## [Request]
Select every line holding the word "change" and copy it.

## [Data for this exercise]
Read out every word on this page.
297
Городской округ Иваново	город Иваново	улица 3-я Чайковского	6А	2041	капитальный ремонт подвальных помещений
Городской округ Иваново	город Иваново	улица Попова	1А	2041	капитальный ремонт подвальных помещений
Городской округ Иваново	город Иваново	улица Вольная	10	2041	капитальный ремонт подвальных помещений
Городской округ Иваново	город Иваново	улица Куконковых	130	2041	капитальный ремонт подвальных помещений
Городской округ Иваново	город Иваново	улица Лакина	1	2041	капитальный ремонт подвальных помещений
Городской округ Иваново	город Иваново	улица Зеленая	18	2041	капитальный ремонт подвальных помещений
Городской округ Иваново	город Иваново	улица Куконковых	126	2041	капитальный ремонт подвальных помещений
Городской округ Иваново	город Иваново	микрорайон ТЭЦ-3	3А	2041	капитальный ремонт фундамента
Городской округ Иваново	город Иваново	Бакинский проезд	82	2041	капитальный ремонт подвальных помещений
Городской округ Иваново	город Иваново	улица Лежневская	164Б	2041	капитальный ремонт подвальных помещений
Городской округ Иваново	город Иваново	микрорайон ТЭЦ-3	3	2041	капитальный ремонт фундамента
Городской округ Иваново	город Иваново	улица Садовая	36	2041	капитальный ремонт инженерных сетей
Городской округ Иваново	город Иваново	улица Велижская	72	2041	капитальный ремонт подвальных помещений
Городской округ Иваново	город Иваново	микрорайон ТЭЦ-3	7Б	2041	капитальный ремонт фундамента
==
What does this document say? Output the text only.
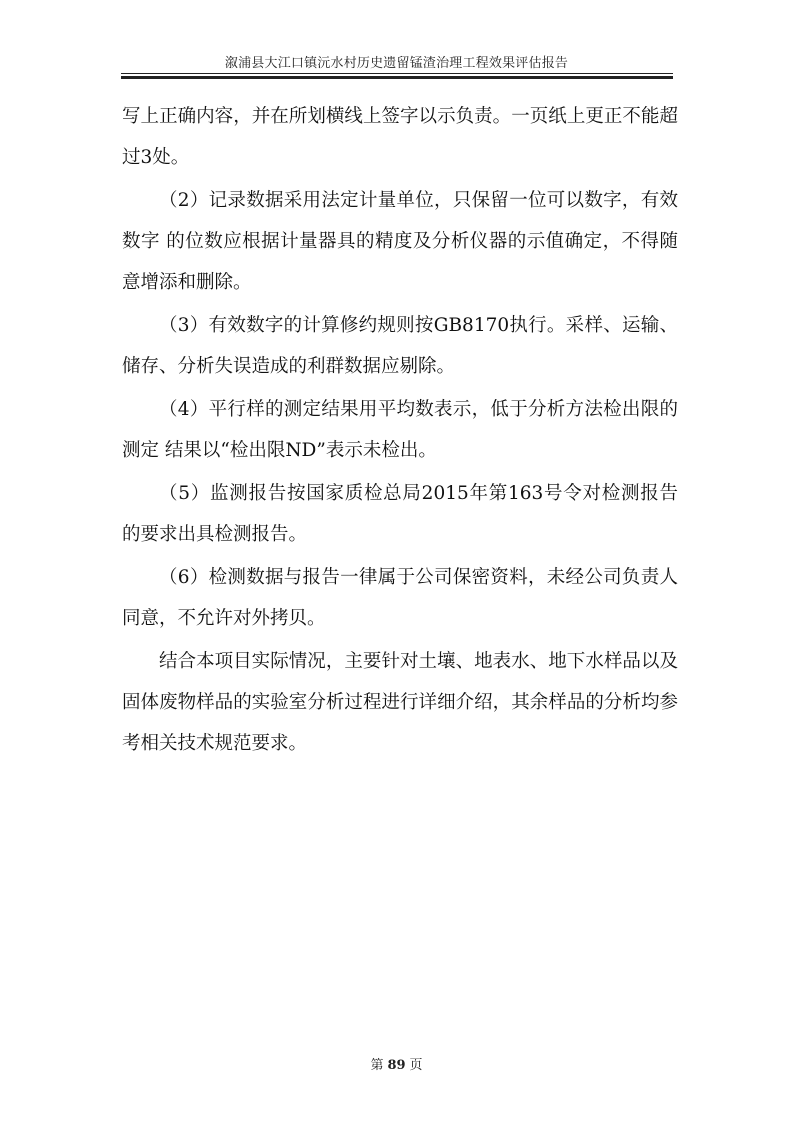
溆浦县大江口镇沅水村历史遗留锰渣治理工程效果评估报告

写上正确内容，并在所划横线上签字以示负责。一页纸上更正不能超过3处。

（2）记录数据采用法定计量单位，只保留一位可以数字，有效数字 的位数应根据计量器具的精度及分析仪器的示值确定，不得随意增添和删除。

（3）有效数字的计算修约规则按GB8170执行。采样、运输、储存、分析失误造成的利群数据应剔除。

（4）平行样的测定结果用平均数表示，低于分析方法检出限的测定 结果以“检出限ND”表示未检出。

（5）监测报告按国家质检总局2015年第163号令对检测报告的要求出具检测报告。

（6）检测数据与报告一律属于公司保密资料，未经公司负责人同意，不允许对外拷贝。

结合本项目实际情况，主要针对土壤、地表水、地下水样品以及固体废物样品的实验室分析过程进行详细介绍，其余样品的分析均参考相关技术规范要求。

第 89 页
--
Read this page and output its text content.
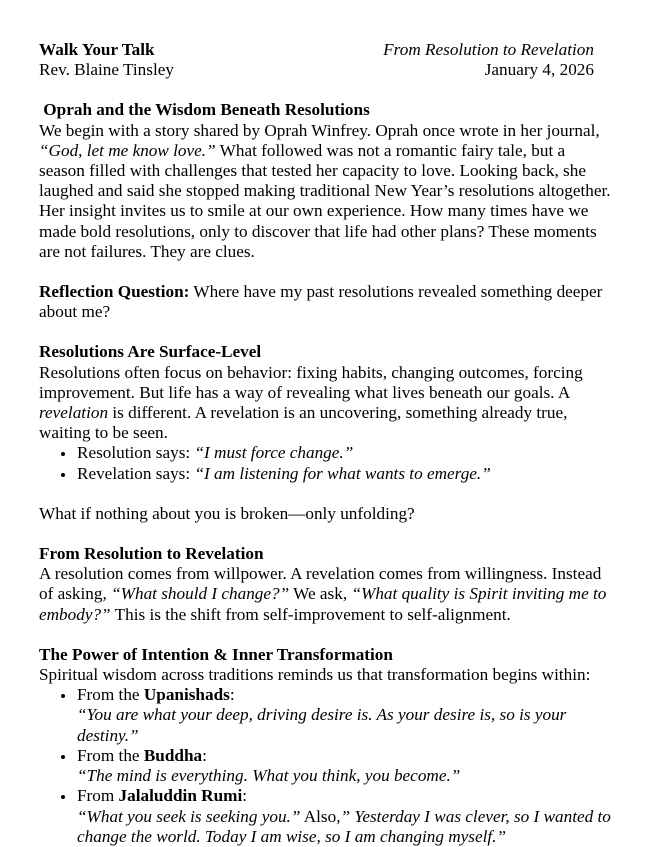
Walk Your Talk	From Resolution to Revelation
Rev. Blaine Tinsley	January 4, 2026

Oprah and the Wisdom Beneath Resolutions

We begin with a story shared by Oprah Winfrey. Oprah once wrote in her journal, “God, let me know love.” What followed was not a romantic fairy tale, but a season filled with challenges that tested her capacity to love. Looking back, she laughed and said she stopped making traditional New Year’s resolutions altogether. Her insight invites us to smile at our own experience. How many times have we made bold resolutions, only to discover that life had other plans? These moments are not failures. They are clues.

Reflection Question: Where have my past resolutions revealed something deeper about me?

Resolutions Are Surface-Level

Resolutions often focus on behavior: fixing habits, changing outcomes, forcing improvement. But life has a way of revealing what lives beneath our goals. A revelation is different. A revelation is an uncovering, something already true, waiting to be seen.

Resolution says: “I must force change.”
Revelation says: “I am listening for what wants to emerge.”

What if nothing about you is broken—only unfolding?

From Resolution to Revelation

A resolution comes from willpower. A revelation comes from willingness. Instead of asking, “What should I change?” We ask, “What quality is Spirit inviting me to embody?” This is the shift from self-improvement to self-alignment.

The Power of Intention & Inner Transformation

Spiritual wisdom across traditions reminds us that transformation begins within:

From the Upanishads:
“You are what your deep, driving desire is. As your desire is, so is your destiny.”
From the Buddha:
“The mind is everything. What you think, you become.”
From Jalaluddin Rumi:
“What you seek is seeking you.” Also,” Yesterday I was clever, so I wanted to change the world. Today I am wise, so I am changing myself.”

## [Written reply]
Resolution says: “I must force change.”
A resolution comes from willpower. A revelation comes from willingness. Instead of asking, “What should I change?” We ask, “What quality is Spirit inviting me to embody?” This is the shift from self-improvement to self-alignment.
“What you seek is seeking you.” Also,” Yesterday I was clever, so I wanted to change the world. Today I am wise, so I am changing myself.”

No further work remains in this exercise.